Copy out the entries below in full and exactly.

▬▬▬

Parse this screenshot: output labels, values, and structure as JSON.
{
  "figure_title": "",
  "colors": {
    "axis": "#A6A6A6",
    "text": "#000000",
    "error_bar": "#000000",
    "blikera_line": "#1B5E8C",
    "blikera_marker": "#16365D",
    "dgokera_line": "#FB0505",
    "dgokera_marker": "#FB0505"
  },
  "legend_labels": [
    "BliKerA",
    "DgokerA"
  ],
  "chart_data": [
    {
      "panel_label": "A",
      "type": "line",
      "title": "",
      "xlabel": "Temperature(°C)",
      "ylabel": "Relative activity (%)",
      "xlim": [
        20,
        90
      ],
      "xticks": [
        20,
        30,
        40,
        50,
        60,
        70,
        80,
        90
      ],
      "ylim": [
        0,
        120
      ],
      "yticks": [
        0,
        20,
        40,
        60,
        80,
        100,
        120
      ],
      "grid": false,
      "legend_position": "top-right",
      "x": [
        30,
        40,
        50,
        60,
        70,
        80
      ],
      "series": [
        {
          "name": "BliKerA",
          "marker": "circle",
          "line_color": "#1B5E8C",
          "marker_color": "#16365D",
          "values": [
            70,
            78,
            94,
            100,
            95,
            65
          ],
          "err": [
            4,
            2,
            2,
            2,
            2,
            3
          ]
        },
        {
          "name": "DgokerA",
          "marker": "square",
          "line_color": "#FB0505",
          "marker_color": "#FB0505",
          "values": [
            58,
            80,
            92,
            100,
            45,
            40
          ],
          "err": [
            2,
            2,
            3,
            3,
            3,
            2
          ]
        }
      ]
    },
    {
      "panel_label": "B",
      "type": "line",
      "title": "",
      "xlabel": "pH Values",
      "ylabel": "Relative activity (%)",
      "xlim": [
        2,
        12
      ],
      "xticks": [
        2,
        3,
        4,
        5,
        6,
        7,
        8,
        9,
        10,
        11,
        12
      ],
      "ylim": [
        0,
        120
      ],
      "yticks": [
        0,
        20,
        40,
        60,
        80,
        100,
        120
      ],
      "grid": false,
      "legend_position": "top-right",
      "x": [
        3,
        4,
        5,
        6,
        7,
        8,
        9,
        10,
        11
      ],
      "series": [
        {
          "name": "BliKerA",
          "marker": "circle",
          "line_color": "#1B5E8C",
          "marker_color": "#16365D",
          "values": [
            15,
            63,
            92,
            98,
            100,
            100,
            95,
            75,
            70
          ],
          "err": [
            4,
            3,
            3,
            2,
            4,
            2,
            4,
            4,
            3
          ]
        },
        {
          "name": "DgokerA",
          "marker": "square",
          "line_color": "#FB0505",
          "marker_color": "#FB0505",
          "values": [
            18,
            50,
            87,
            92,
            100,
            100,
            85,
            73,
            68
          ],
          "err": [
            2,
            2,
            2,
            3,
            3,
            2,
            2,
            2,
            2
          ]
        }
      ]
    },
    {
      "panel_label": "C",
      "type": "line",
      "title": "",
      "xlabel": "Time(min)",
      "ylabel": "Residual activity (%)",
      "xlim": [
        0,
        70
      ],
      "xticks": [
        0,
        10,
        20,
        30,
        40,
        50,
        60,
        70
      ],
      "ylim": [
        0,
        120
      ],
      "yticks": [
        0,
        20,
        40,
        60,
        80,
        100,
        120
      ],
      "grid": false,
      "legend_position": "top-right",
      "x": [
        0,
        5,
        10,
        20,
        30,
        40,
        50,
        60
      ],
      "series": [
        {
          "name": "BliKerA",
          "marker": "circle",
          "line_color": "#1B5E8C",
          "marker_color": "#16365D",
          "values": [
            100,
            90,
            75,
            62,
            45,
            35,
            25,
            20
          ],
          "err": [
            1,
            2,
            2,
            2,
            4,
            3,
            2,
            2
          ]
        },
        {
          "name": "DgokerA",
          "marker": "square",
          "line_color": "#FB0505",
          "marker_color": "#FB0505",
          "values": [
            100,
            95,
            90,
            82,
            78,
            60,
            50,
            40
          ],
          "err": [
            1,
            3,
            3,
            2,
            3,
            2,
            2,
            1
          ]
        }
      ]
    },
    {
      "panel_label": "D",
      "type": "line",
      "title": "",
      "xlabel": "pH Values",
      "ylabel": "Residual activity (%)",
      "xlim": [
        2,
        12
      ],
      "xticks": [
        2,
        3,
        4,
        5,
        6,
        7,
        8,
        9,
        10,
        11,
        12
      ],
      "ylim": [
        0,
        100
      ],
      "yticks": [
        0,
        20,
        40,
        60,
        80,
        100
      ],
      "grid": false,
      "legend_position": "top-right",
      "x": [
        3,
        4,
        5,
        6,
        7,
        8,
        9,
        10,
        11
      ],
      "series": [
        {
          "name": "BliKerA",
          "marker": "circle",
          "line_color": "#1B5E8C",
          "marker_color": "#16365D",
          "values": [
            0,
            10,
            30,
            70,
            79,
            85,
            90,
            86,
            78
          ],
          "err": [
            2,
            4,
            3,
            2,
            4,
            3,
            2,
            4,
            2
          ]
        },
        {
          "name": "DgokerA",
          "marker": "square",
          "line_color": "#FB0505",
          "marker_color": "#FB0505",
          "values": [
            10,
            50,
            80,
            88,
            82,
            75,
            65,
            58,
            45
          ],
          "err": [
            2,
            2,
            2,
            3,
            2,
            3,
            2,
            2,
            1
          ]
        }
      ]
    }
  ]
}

▬▬▬

- _RESULT OF THE TASK_:
Parse this screenshot: output labels, values, and structure as JSON.
{
  "figure_title": "",
  "colors": {
    "axis": "#A6A6A6",
    "text": "#000000",
    "error_bar": "#000000",
    "blikera_line": "#1B5E8C",
    "blikera_marker": "#16365D",
    "dgokera_line": "#FB0505",
    "dgokera_marker": "#FB0505"
  },
  "legend_labels": [
    "BliKerA",
    "DgokerA"
  ],
  "chart_data": [
    {
      "panel_label": "A",
      "type": "line",
      "title": "",
      "xlabel": "Temperature(°C)",
      "ylabel": "Relative activity (%)",
      "xlim": [
        20,
        90
      ],
      "xticks": [
        20,
        30,
        40,
        50,
        60,
        70,
        80,
        90
      ],
      "ylim": [
        0,
        120
      ],
      "yticks": [
        0,
        20,
        40,
        60,
        80,
        100,
        120
      ],
      "grid": false,
      "legend_position": "top-right",
      "x": [
        30,
        40,
        50,
        60,
        70,
        80
      ],
      "series": [
        {
          "name": "BliKerA",
          "marker": "circle",
          "line_color": "#1B5E8C",
          "marker_color": "#16365D",
          "values": [
            70,
            78,
            94,
            100,
            95,
            65
          ],
          "err": [
            4,
            2,
            2,
            2,
            2,
            3
          ]
        },
        {
          "name": "DgokerA",
          "marker": "square",
          "line_color": "#FB0505",
          "marker_color": "#FB0505",
          "values": [
            58,
            80,
            92,
            100,
            45,
            40
          ],
          "err": [
            2,
            2,
            3,
            3,
            3,
            2
          ]
        }
      ]
    },
    {
      "panel_label": "B",
      "type": "line",
      "title": "",
      "xlabel": "pH Values",
      "ylabel": "Relative activity (%)",
      "xlim": [
        2,
        12
      ],
      "xticks": [
        2,
        3,
        4,
        5,
        6,
        7,
        8,
        9,
        10,
        11,
        12
      ],
      "ylim": [
        0,
        120
      ],
      "yticks": [
        0,
        20,
        40,
        60,
        80,
        100,
        120
      ],
      "grid": false,
      "legend_position": "top-right",
      "x": [
        3,
        4,
        5,
        6,
        7,
        8,
        9,
        10,
        11
      ],
      "series": [
        {
          "name": "BliKerA",
          "marker": "circle",
          "line_color": "#1B5E8C",
          "marker_color": "#16365D",
          "values": [
            15,
            63,
            92,
            98,
            100,
            100,
            95,
            75,
            70
          ],
          "err": [
            4,
            3,
            3,
            2,
            4,
            2,
            4,
            4,
            3
          ]
        },
        {
          "name": "DgokerA",
          "marker": "square",
          "line_color": "#FB0505",
          "marker_color": "#FB0505",
          "values": [
            18,
            50,
            87,
            92,
            100,
            100,
            85,
            73,
            68
          ],
          "err": [
            2,
            2,
            2,
            3,
            3,
            2,
            2,
            2,
            2
          ]
        }
      ]
    },
    {
      "panel_label": "C",
      "type": "line",
      "title": "",
      "xlabel": "Time(min)",
      "ylabel": "Residual activity (%)",
      "xlim": [
        0,
        70
      ],
      "xticks": [
        0,
        10,
        20,
        30,
        40,
        50,
        60,
        70
      ],
      "ylim": [
        0,
        120
      ],
      "yticks": [
        0,
        20,
        40,
        60,
        80,
        100,
        120
      ],
      "grid": false,
      "legend_position": "top-right",
      "x": [
        0,
        5,
        10,
        20,
        30,
        40,
        50,
        60
      ],
      "series": [
        {
          "name": "BliKerA",
          "marker": "circle",
          "line_color": "#1B5E8C",
          "marker_color": "#16365D",
          "values": [
            100,
            90,
            75,
            62,
            45,
            35,
            25,
            20
          ],
          "err": [
            1,
            2,
            2,
            2,
            4,
            3,
            2,
            2
          ]
        },
        {
          "name": "DgokerA",
          "marker": "square",
          "line_color": "#FB0505",
          "marker_color": "#FB0505",
          "values": [
            100,
            95,
            90,
            82,
            78,
            60,
            50,
            40
          ],
          "err": [
            1,
            3,
            3,
            2,
            3,
            2,
            2,
            1
          ]
        }
      ]
    },
    {
      "panel_label": "D",
      "type": "line",
      "title": "",
      "xlabel": "pH Values",
      "ylabel": "Residual activity (%)",
      "xlim": [
        2,
        12
      ],
      "xticks": [
        2,
        3,
        4,
        5,
        6,
        7,
        8,
        9,
        10,
        11,
        12
      ],
      "ylim": [
        0,
        100
      ],
      "yticks": [
        0,
        20,
        40,
        60,
        80,
        100
      ],
      "grid": false,
      "legend_position": "top-right",
      "x": [
        3,
        4,
        5,
        6,
        7,
        8,
        9,
        10,
        11
      ],
      "series": [
        {
          "name": "BliKerA",
          "marker": "circle",
          "line_color": "#1B5E8C",
          "marker_color": "#16365D",
          "values": [
            0,
            10,
            30,
            70,
            79,
            85,
            90,
            86,
            78
          ],
          "err": [
            2,
            4,
            3,
            2,
            4,
            3,
            2,
            4,
            2
          ]
        },
        {
          "name": "DgokerA",
          "marker": "square",
          "line_color": "#FB0505",
          "marker_color": "#FB0505",
          "values": [
            10,
            50,
            80,
            88,
            82,
            75,
            65,
            58,
            45
          ],
          "err": [
            2,
            2,
            2,
            3,
            2,
            3,
            2,
            2,
            1
          ]
        }
      ]
    }
  ]
}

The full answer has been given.